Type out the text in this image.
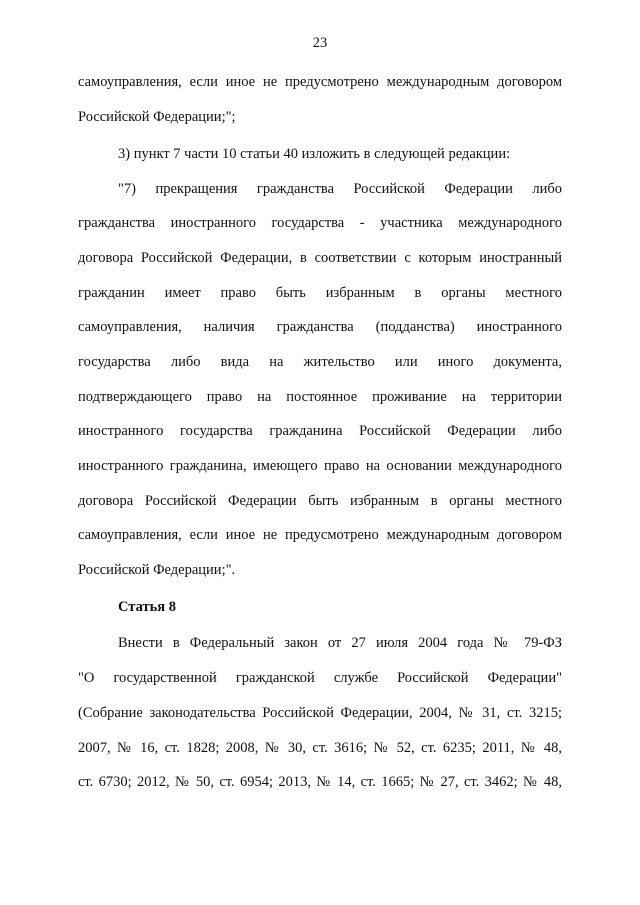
23
самоуправления, если иное не предусмотрено международным договором
Российской Федерации;";
3) пункт 7 части 10 статьи 40 изложить в следующей редакции:
"7) прекращения гражданства Российской Федерации либо
гражданства иностранного государства - участника международного
договора Российской Федерации, в соответствии с которым иностранный
гражданин имеет право быть избранным в органы местного
самоуправления, наличия гражданства (подданства) иностранного
государства либо вида на жительство или иного документа,
подтверждающего право на постоянное проживание на территории
иностранного государства гражданина Российской Федерации либо
иностранного гражданина, имеющего право на основании международного
договора Российской Федерации быть избранным в органы местного
самоуправления, если иное не предусмотрено международным договором
Российской Федерации;".
Статья 8
Внести в Федеральный закон от 27 июля 2004 года № 79-ФЗ
"О государственной гражданской службе Российской Федерации"
(Собрание законодательства Российской Федерации, 2004, № 31, ст. 3215;
2007, № 16, ст. 1828; 2008, № 30, ст. 3616; № 52, ст. 6235; 2011, № 48,
ст. 6730; 2012, № 50, ст. 6954; 2013, № 14, ст. 1665; № 27, ст. 3462; № 48,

____

What you have to do: From the entries above, copy every line that holds the word "государства".

Task answer:
гражданства иностранного государства - участника международного
государства либо вида на жительство или иного документа,
иностранного государства гражданина Российской Федерации либо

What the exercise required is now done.